#### [TASK DESCRIPTION]
Check every line of the entries that follow, and copy the ones containing "Province".

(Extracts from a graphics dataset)
···

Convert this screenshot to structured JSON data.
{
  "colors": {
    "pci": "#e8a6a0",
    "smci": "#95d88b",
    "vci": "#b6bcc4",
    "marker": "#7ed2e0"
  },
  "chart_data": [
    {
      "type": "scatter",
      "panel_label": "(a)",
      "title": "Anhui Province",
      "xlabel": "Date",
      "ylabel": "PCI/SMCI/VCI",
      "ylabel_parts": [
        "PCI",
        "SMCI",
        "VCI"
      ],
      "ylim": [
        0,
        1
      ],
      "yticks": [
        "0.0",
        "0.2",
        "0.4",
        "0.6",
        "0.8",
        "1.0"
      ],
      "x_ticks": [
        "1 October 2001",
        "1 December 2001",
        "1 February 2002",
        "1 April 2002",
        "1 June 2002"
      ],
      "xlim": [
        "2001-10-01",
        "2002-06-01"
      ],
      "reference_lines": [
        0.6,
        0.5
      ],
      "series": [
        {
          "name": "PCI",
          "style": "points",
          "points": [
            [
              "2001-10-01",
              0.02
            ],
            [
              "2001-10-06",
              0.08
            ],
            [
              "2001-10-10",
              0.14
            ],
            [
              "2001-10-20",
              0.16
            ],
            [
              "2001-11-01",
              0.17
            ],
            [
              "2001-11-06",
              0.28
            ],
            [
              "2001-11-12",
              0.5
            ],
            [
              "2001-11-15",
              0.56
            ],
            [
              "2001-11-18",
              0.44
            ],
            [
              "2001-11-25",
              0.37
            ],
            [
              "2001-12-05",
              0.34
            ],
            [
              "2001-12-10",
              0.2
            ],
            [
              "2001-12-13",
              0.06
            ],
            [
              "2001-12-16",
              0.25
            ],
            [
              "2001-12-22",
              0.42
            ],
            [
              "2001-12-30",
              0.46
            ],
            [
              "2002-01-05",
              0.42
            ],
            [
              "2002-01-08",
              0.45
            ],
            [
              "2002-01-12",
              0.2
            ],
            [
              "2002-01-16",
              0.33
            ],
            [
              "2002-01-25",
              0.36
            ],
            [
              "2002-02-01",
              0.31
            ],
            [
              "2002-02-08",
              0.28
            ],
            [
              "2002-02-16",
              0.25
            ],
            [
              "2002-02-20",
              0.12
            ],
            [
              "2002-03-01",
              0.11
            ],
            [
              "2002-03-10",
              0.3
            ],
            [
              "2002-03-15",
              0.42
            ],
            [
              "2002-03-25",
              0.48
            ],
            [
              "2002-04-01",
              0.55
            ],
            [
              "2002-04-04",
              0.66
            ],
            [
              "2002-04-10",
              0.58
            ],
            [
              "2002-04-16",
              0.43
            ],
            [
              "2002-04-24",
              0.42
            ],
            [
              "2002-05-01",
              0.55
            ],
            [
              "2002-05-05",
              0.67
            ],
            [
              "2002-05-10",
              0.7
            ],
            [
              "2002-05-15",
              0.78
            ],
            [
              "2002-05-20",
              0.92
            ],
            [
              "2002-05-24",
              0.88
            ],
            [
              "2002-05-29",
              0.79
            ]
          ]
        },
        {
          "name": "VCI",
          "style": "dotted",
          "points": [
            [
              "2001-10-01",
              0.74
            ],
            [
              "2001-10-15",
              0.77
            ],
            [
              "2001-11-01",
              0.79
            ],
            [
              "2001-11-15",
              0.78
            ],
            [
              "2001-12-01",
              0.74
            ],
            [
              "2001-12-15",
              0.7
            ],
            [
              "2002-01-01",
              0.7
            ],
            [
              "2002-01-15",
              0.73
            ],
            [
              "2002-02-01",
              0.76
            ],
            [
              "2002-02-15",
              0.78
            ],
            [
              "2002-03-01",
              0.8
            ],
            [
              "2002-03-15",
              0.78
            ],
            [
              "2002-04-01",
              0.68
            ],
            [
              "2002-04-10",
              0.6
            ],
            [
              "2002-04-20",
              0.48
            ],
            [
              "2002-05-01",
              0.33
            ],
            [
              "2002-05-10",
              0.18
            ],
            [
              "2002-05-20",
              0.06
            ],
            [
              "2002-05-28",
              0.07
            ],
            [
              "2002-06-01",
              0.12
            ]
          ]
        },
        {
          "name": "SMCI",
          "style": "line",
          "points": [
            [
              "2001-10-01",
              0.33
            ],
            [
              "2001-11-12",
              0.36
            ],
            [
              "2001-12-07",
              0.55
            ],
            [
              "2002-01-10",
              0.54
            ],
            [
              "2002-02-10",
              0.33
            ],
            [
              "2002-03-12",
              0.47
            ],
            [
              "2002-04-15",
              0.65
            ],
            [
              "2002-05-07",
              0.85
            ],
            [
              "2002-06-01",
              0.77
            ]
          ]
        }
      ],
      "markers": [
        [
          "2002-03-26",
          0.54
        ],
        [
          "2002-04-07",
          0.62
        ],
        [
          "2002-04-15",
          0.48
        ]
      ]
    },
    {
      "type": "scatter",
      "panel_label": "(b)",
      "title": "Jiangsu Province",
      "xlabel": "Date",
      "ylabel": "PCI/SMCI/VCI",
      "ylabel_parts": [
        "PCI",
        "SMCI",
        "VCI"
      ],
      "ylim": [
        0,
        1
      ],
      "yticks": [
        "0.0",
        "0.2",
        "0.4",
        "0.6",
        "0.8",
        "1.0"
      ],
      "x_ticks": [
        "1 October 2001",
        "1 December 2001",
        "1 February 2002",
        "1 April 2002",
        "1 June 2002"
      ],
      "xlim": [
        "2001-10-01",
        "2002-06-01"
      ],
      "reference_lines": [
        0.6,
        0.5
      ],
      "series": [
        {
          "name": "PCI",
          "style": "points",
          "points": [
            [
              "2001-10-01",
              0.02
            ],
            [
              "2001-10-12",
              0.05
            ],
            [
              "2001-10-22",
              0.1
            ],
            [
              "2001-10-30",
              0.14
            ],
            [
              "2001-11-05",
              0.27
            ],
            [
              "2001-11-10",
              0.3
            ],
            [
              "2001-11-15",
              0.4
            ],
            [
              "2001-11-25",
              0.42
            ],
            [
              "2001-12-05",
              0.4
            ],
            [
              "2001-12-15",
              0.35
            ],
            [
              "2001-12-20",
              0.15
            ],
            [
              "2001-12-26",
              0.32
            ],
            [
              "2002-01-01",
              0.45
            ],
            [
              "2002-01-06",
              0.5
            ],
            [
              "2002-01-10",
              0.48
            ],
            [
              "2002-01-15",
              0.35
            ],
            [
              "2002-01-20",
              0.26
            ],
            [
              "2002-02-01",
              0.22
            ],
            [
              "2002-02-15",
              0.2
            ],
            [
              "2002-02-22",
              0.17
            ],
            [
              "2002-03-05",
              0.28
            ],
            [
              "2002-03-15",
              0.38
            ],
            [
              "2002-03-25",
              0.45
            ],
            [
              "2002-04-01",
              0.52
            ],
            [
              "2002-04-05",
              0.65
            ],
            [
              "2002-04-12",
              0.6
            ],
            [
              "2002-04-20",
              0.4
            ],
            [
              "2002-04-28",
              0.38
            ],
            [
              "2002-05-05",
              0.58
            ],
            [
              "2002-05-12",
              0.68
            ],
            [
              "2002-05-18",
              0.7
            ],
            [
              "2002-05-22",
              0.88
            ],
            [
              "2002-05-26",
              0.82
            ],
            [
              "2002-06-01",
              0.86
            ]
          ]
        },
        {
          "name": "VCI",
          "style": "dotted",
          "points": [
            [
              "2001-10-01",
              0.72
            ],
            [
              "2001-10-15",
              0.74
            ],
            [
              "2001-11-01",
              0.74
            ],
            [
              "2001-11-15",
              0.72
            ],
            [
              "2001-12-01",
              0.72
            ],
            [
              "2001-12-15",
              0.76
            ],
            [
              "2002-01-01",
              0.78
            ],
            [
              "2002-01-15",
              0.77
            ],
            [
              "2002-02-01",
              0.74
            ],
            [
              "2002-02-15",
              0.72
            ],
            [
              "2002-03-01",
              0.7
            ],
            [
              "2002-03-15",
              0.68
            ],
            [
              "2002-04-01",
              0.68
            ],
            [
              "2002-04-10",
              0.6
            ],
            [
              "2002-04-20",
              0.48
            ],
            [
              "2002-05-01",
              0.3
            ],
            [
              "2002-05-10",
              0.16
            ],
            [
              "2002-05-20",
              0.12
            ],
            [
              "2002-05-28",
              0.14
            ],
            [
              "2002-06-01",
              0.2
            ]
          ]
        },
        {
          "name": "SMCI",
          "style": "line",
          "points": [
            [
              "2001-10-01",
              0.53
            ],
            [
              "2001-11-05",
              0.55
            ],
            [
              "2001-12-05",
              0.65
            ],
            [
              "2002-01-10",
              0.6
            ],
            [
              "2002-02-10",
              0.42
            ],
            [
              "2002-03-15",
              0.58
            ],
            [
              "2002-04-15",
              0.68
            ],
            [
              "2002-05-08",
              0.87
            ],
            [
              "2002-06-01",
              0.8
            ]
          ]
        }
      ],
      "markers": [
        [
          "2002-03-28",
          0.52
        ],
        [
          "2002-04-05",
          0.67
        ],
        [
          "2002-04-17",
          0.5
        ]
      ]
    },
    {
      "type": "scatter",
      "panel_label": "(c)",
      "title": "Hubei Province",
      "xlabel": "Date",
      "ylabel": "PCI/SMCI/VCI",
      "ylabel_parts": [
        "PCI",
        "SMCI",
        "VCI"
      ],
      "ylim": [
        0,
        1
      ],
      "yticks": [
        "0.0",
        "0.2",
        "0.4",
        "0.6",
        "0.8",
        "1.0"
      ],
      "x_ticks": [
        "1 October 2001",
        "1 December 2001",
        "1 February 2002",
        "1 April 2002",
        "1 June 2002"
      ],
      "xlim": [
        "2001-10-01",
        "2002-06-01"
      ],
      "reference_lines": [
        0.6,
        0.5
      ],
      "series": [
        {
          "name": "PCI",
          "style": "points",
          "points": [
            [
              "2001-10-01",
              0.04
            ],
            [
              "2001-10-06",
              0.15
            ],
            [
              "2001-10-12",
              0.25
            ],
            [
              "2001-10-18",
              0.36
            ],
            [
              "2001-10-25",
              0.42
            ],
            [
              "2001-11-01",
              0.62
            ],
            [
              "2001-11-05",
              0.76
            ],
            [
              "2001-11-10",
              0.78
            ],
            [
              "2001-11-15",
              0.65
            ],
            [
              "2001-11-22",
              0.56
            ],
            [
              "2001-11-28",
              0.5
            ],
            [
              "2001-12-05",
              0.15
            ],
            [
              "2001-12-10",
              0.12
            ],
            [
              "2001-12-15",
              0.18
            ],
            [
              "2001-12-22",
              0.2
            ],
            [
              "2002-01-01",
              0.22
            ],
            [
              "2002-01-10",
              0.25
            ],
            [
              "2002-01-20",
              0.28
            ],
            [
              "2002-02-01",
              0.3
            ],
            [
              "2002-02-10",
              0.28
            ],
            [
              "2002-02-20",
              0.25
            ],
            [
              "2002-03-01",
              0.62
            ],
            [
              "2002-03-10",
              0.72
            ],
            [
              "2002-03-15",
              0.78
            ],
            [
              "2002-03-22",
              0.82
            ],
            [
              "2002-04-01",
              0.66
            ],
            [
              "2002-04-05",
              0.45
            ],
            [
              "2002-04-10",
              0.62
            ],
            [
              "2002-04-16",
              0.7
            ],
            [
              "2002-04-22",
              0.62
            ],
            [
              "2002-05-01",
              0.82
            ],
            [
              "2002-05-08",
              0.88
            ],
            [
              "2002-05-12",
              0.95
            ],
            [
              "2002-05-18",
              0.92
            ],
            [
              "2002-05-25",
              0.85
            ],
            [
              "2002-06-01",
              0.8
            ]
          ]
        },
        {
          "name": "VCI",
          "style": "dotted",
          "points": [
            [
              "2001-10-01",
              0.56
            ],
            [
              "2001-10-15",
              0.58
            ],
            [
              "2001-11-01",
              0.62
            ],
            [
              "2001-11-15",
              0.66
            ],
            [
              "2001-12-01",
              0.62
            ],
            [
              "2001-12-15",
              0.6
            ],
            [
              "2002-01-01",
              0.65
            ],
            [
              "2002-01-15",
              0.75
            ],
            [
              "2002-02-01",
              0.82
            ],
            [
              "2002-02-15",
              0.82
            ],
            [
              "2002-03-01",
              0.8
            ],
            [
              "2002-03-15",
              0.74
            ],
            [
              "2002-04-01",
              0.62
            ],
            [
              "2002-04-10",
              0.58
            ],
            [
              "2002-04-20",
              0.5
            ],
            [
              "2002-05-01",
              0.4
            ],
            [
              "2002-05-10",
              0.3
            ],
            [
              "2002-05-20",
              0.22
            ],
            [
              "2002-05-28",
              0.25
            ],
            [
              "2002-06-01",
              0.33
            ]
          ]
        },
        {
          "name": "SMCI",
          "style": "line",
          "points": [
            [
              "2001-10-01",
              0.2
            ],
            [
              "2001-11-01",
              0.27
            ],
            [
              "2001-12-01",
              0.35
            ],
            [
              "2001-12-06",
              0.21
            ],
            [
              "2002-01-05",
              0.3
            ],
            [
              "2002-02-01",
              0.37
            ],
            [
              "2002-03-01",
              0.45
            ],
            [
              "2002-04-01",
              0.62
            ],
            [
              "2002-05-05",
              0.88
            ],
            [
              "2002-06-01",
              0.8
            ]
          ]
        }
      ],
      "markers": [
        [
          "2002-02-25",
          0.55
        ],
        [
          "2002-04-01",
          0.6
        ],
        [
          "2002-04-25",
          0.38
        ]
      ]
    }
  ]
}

···

#### [WRITTEN REPLY]
      "title": "Anhui Province",
      "title": "Jiangsu Province",
      "title": "Hubei Province",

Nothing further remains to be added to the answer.